- **The exercise**:
Check every line below for the string "thumbnail", and copy the lines that contain it.

- **Record list**:
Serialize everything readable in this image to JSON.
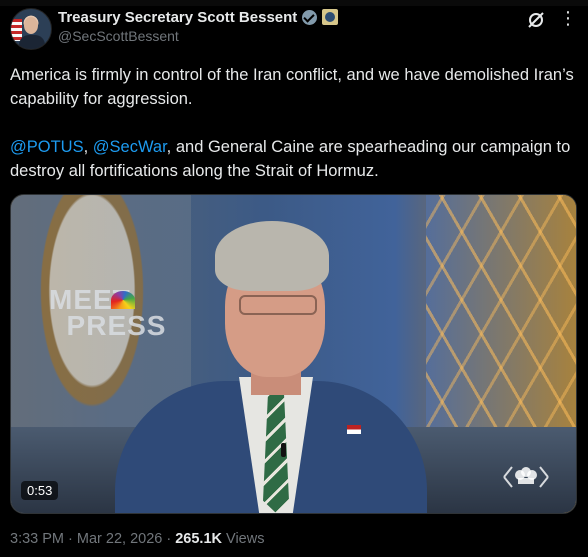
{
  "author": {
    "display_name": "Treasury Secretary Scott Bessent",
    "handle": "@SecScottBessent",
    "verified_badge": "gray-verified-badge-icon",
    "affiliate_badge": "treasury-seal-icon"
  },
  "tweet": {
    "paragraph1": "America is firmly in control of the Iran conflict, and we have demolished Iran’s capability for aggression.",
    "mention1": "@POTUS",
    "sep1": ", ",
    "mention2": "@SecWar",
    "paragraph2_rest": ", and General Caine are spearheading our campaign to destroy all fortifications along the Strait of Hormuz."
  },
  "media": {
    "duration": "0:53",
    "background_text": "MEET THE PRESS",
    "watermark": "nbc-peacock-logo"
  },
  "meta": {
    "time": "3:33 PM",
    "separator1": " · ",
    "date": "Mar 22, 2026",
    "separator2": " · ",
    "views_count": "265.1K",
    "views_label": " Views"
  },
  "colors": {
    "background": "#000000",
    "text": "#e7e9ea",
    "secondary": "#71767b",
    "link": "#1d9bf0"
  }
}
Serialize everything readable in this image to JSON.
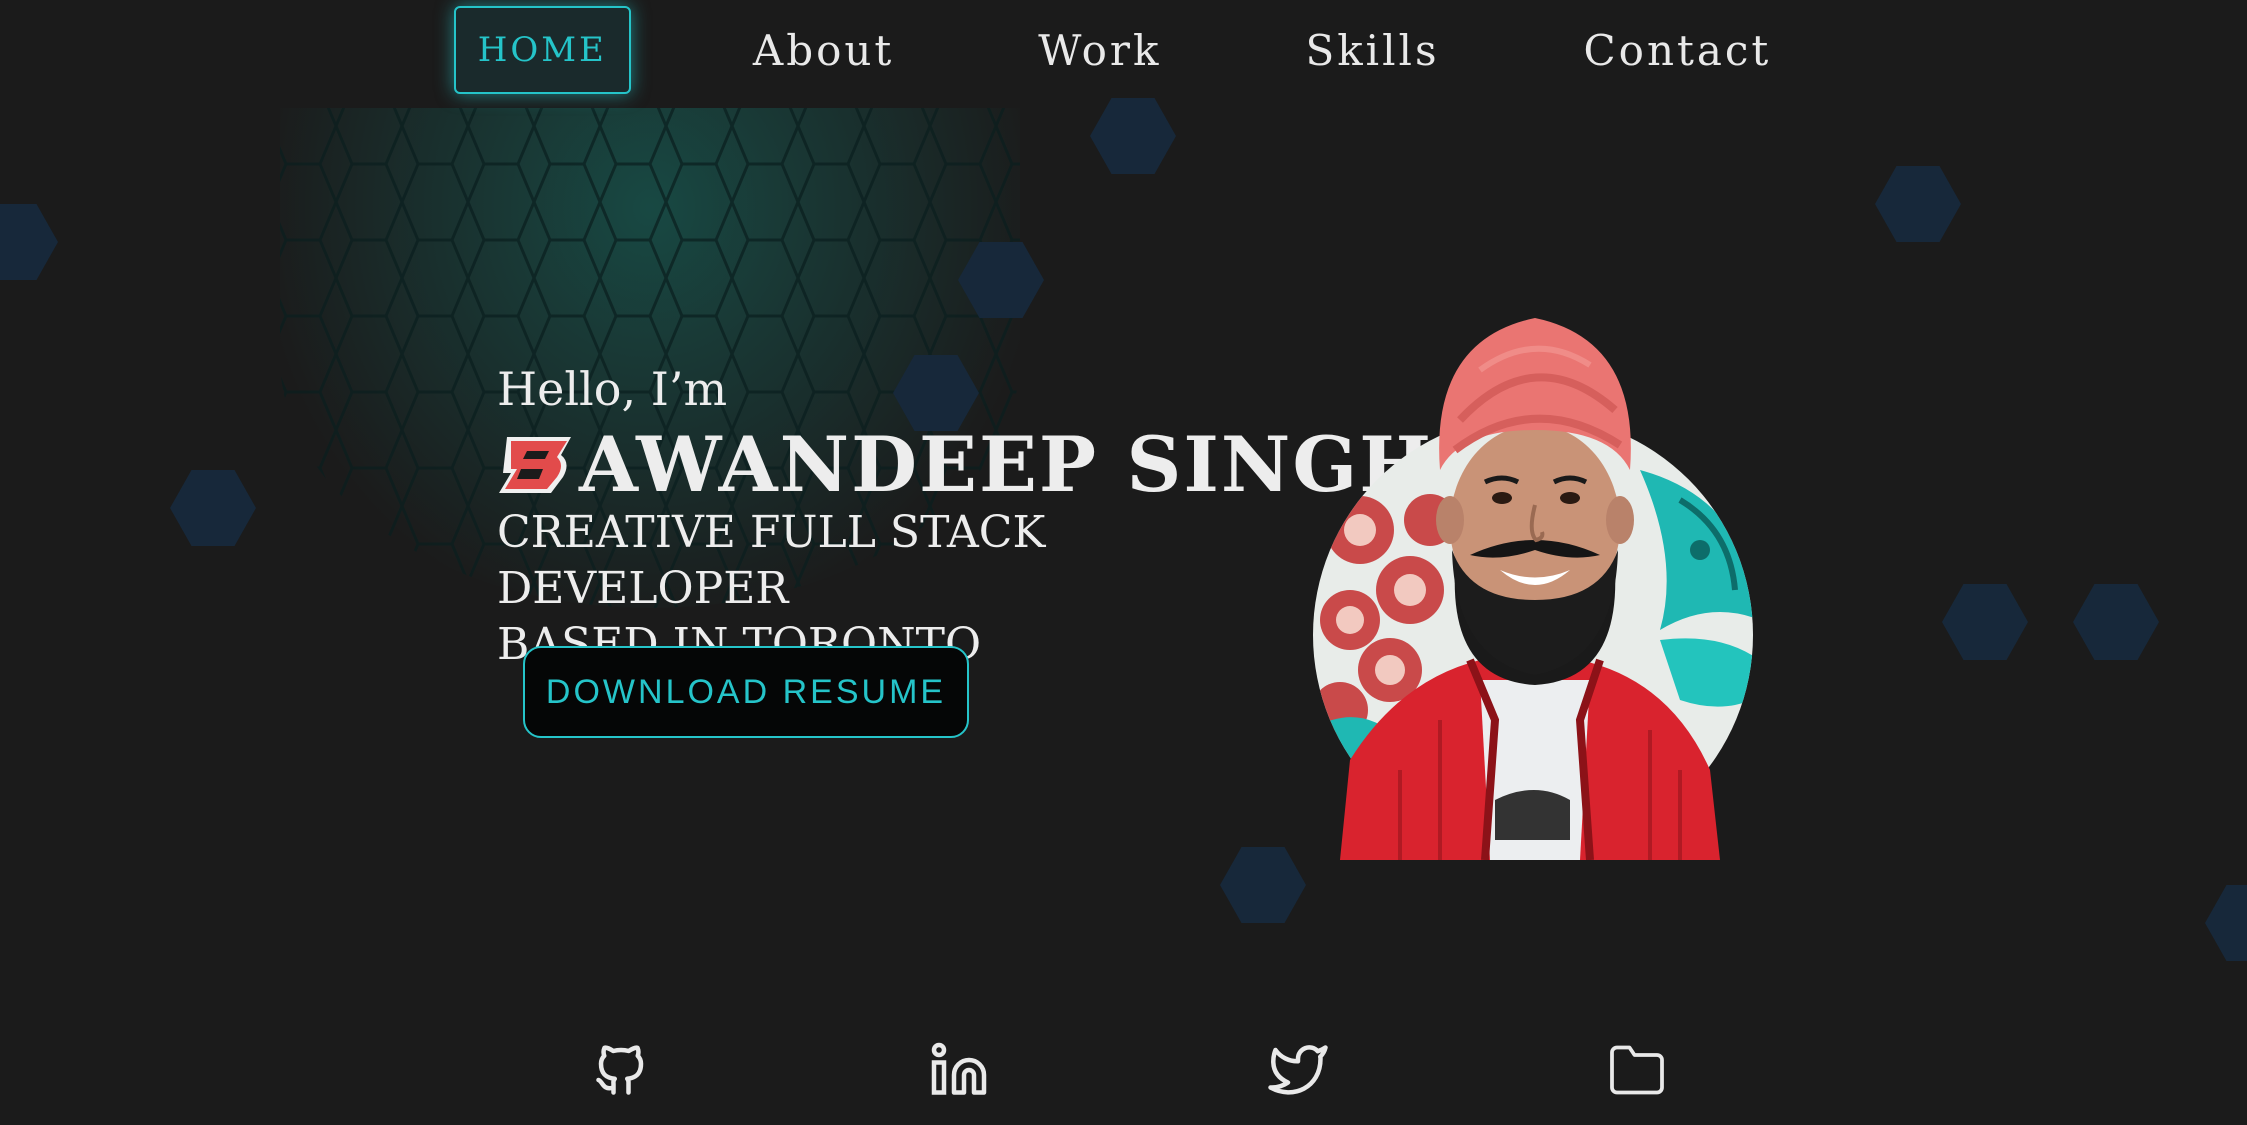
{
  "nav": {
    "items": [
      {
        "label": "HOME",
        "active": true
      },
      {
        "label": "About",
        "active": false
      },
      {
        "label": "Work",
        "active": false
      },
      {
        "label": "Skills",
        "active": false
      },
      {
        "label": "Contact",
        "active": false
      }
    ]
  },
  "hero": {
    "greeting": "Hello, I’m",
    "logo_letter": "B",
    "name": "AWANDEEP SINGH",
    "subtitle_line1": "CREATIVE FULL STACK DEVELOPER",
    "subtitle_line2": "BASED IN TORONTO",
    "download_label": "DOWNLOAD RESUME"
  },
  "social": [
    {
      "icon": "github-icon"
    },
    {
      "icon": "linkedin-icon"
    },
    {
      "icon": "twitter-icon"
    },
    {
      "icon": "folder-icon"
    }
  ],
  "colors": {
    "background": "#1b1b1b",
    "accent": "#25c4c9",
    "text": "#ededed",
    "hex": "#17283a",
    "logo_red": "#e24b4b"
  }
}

---

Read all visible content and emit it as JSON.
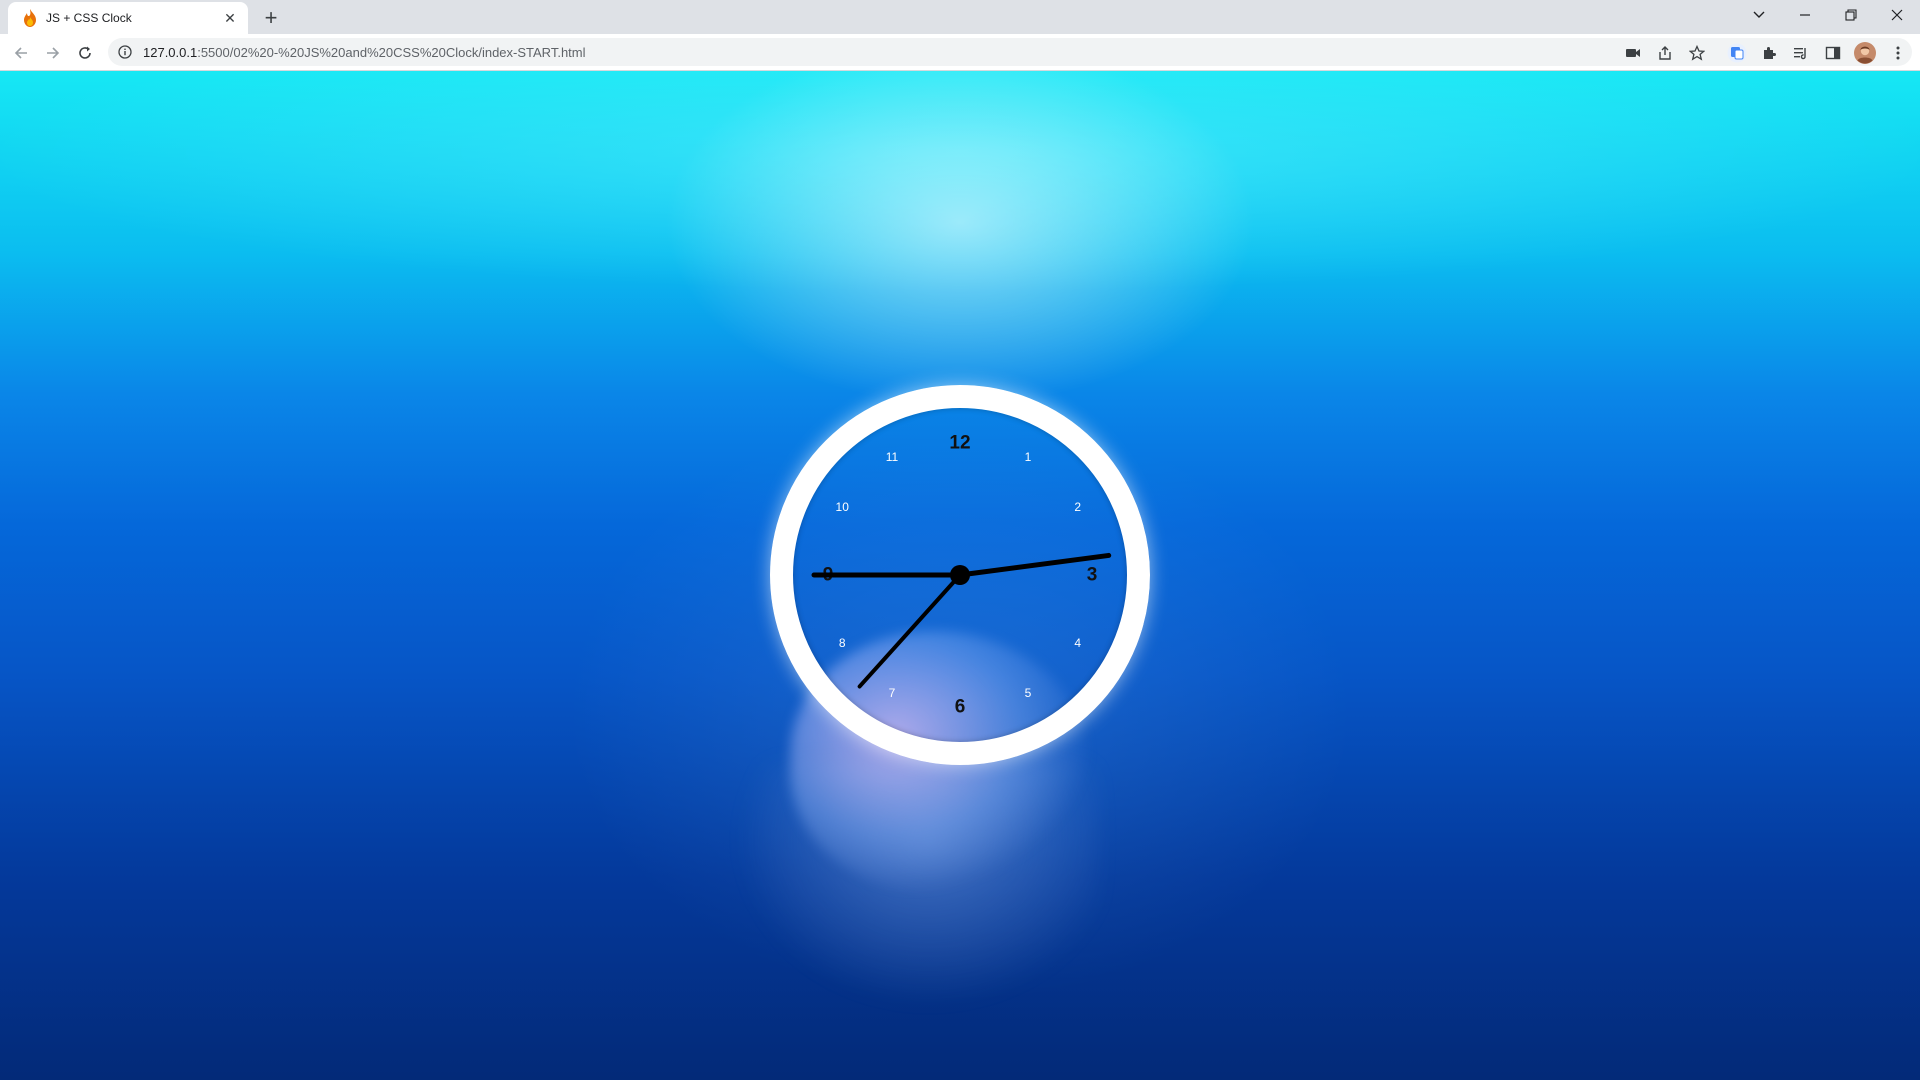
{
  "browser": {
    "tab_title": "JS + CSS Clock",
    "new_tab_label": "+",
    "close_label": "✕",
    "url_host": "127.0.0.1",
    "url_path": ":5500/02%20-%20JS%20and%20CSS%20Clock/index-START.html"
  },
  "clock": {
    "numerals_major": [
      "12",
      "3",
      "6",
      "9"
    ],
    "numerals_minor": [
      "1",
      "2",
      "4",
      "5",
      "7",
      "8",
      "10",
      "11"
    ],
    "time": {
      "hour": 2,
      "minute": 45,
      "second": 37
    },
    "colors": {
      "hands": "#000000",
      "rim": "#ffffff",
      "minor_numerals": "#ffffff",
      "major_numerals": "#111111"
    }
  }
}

--

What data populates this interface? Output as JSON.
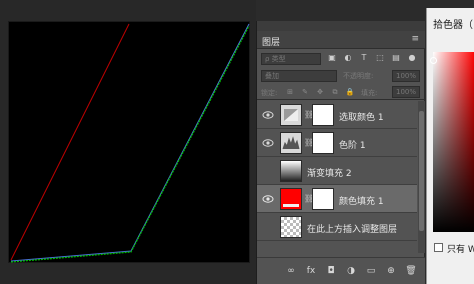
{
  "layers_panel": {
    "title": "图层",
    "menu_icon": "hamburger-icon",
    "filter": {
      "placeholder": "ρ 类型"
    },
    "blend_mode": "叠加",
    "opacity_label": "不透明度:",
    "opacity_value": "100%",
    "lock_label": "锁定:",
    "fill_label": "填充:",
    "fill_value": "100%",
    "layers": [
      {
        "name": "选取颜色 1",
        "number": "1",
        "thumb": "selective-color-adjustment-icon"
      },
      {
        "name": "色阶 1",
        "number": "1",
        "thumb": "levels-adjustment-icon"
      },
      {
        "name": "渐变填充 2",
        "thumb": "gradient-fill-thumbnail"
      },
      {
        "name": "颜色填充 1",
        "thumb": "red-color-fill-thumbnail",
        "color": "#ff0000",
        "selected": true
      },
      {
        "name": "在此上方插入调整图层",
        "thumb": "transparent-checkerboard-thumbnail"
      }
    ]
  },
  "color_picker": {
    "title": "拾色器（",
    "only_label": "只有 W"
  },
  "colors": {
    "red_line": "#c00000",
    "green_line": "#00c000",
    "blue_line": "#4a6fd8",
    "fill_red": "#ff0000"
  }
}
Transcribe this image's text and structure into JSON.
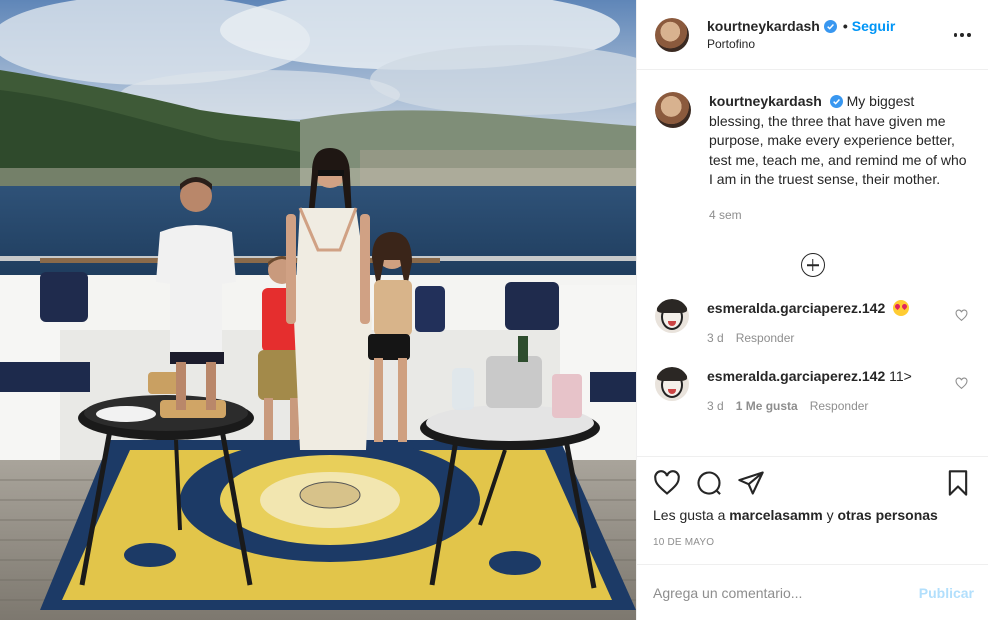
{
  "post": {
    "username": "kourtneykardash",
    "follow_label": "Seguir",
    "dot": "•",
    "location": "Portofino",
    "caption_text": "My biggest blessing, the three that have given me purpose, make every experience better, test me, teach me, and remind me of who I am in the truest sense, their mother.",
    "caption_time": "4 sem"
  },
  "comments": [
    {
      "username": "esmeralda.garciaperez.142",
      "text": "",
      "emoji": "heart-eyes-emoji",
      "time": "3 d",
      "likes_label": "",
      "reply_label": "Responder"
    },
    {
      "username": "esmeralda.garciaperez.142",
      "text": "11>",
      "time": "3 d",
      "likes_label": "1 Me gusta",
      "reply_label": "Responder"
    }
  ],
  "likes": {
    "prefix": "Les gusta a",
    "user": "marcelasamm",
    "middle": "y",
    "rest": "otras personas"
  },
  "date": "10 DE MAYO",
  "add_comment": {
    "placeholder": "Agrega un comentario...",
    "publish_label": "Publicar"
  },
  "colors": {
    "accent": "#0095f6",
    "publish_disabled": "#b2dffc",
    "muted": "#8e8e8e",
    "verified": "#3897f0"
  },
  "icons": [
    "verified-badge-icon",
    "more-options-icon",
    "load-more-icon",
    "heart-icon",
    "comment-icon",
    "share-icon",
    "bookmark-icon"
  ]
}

- **Full output**:
        "thumb": "gradient-fill-thumbnail"
        "thumb": "red-color-fill-thumbnail",
        "thumb": "transparent-checkerboard-thumbnail"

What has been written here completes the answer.